EXERCISE GOAL:
What follows is a listing; give it again exactly, in its entirety.

RECORDS FOR THIS TASK:
start

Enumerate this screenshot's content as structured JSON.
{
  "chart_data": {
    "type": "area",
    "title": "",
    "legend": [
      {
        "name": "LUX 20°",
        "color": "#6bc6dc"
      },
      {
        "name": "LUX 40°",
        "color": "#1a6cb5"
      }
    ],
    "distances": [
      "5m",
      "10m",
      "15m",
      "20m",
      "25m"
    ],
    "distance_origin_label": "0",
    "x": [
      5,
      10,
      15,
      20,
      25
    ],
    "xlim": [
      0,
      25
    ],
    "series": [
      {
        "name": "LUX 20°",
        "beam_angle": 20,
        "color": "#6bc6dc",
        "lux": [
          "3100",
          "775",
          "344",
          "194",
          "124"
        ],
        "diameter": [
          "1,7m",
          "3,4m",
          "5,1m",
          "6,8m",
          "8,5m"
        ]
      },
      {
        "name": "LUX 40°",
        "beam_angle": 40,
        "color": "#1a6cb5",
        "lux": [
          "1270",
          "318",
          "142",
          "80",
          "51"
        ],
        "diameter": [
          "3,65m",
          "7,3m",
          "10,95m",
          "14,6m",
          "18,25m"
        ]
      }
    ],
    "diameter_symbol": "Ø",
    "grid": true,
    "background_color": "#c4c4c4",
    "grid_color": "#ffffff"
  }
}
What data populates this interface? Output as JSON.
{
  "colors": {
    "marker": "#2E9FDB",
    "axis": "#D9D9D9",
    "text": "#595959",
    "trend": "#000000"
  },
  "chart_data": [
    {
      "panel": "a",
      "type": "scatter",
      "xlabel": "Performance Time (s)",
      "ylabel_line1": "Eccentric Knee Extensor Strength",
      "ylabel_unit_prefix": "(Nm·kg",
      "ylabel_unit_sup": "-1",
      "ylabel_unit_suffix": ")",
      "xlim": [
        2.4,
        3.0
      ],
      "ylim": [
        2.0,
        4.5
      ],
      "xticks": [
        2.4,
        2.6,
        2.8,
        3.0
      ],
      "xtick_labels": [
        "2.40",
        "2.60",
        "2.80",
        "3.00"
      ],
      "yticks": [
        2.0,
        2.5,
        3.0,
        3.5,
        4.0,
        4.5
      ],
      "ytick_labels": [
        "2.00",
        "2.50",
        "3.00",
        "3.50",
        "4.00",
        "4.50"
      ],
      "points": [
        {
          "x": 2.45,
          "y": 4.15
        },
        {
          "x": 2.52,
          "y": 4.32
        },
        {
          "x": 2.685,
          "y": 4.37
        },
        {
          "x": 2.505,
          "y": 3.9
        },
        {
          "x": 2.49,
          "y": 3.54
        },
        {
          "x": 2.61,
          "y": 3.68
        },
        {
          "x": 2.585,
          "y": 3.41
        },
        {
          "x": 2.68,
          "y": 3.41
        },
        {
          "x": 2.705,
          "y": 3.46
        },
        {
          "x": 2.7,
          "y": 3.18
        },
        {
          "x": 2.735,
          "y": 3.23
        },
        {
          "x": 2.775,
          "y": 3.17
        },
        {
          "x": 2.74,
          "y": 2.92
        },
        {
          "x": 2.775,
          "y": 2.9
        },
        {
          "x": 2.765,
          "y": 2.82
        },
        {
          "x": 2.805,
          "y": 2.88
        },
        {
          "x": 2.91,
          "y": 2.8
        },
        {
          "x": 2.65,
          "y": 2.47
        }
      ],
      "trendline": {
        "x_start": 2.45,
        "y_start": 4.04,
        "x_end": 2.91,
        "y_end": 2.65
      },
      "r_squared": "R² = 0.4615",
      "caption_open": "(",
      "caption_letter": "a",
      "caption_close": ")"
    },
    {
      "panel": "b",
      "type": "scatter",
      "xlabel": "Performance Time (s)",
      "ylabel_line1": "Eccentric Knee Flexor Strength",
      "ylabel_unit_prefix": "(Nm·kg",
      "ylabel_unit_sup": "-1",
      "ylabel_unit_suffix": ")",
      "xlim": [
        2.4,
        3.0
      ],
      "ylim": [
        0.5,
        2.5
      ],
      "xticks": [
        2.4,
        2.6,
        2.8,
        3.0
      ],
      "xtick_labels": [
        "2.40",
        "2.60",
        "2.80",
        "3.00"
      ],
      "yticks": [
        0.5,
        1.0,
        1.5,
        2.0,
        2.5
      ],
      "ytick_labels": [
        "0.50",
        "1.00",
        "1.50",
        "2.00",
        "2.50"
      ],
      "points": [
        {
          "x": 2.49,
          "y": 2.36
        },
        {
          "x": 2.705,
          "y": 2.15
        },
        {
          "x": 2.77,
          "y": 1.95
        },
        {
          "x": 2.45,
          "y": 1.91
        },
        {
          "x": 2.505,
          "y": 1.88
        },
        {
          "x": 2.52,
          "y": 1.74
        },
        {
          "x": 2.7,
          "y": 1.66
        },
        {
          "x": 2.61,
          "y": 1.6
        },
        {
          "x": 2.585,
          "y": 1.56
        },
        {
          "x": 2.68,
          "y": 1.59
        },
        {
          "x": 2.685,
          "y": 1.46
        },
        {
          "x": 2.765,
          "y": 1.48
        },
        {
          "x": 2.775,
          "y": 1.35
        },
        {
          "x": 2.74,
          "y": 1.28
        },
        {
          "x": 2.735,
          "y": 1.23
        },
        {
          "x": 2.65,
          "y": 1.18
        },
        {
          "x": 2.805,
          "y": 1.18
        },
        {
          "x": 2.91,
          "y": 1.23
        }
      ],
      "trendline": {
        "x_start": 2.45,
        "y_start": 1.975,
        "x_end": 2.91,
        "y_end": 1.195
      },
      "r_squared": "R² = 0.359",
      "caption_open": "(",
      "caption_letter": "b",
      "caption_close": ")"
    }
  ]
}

end

RESULT FOR THIS EXERCISE:
Enumerate this screenshot's content as structured JSON.
{
  "chart_data": {
    "type": "area",
    "title": "",
    "legend": [
      {
        "name": "LUX 20°",
        "color": "#6bc6dc"
      },
      {
        "name": "LUX 40°",
        "color": "#1a6cb5"
      }
    ],
    "distances": [
      "5m",
      "10m",
      "15m",
      "20m",
      "25m"
    ],
    "distance_origin_label": "0",
    "x": [
      5,
      10,
      15,
      20,
      25
    ],
    "xlim": [
      0,
      25
    ],
    "series": [
      {
        "name": "LUX 20°",
        "beam_angle": 20,
        "color": "#6bc6dc",
        "lux": [
          "3100",
          "775",
          "344",
          "194",
          "124"
        ],
        "diameter": [
          "1,7m",
          "3,4m",
          "5,1m",
          "6,8m",
          "8,5m"
        ]
      },
      {
        "name": "LUX 40°",
        "beam_angle": 40,
        "color": "#1a6cb5",
        "lux": [
          "1270",
          "318",
          "142",
          "80",
          "51"
        ],
        "diameter": [
          "3,65m",
          "7,3m",
          "10,95m",
          "14,6m",
          "18,25m"
        ]
      }
    ],
    "diameter_symbol": "Ø",
    "grid": true,
    "background_color": "#c4c4c4",
    "grid_color": "#ffffff"
  }
}
What data populates this interface? Output as JSON.
{
  "colors": {
    "marker": "#2E9FDB",
    "axis": "#D9D9D9",
    "text": "#595959",
    "trend": "#000000"
  },
  "chart_data": [
    {
      "panel": "a",
      "type": "scatter",
      "xlabel": "Performance Time (s)",
      "ylabel_line1": "Eccentric Knee Extensor Strength",
      "ylabel_unit_prefix": "(Nm·kg",
      "ylabel_unit_sup": "-1",
      "ylabel_unit_suffix": ")",
      "xlim": [
        2.4,
        3.0
      ],
      "ylim": [
        2.0,
        4.5
      ],
      "xticks": [
        2.4,
        2.6,
        2.8,
        3.0
      ],
      "xtick_labels": [
        "2.40",
        "2.60",
        "2.80",
        "3.00"
      ],
      "yticks": [
        2.0,
        2.5,
        3.0,
        3.5,
        4.0,
        4.5
      ],
      "ytick_labels": [
        "2.00",
        "2.50",
        "3.00",
        "3.50",
        "4.00",
        "4.50"
      ],
      "points": [
        {
          "x": 2.45,
          "y": 4.15
        },
        {
          "x": 2.52,
          "y": 4.32
        },
        {
          "x": 2.685,
          "y": 4.37
        },
        {
          "x": 2.505,
          "y": 3.9
        },
        {
          "x": 2.49,
          "y": 3.54
        },
        {
          "x": 2.61,
          "y": 3.68
        },
        {
          "x": 2.585,
          "y": 3.41
        },
        {
          "x": 2.68,
          "y": 3.41
        },
        {
          "x": 2.705,
          "y": 3.46
        },
        {
          "x": 2.7,
          "y": 3.18
        },
        {
          "x": 2.735,
          "y": 3.23
        },
        {
          "x": 2.775,
          "y": 3.17
        },
        {
          "x": 2.74,
          "y": 2.92
        },
        {
          "x": 2.775,
          "y": 2.9
        },
        {
          "x": 2.765,
          "y": 2.82
        },
        {
          "x": 2.805,
          "y": 2.88
        },
        {
          "x": 2.91,
          "y": 2.8
        },
        {
          "x": 2.65,
          "y": 2.47
        }
      ],
      "trendline": {
        "x_start": 2.45,
        "y_start": 4.04,
        "x_end": 2.91,
        "y_end": 2.65
      },
      "r_squared": "R² = 0.4615",
      "caption_open": "(",
      "caption_letter": "a",
      "caption_close": ")"
    },
    {
      "panel": "b",
      "type": "scatter",
      "xlabel": "Performance Time (s)",
      "ylabel_line1": "Eccentric Knee Flexor Strength",
      "ylabel_unit_prefix": "(Nm·kg",
      "ylabel_unit_sup": "-1",
      "ylabel_unit_suffix": ")",
      "xlim": [
        2.4,
        3.0
      ],
      "ylim": [
        0.5,
        2.5
      ],
      "xticks": [
        2.4,
        2.6,
        2.8,
        3.0
      ],
      "xtick_labels": [
        "2.40",
        "2.60",
        "2.80",
        "3.00"
      ],
      "yticks": [
        0.5,
        1.0,
        1.5,
        2.0,
        2.5
      ],
      "ytick_labels": [
        "0.50",
        "1.00",
        "1.50",
        "2.00",
        "2.50"
      ],
      "points": [
        {
          "x": 2.49,
          "y": 2.36
        },
        {
          "x": 2.705,
          "y": 2.15
        },
        {
          "x": 2.77,
          "y": 1.95
        },
        {
          "x": 2.45,
          "y": 1.91
        },
        {
          "x": 2.505,
          "y": 1.88
        },
        {
          "x": 2.52,
          "y": 1.74
        },
        {
          "x": 2.7,
          "y": 1.66
        },
        {
          "x": 2.61,
          "y": 1.6
        },
        {
          "x": 2.585,
          "y": 1.56
        },
        {
          "x": 2.68,
          "y": 1.59
        },
        {
          "x": 2.685,
          "y": 1.46
        },
        {
          "x": 2.765,
          "y": 1.48
        },
        {
          "x": 2.775,
          "y": 1.35
        },
        {
          "x": 2.74,
          "y": 1.28
        },
        {
          "x": 2.735,
          "y": 1.23
        },
        {
          "x": 2.65,
          "y": 1.18
        },
        {
          "x": 2.805,
          "y": 1.18
        },
        {
          "x": 2.91,
          "y": 1.23
        }
      ],
      "trendline": {
        "x_start": 2.45,
        "y_start": 1.975,
        "x_end": 2.91,
        "y_end": 1.195
      },
      "r_squared": "R² = 0.359",
      "caption_open": "(",
      "caption_letter": "b",
      "caption_close": ")"
    }
  ]
}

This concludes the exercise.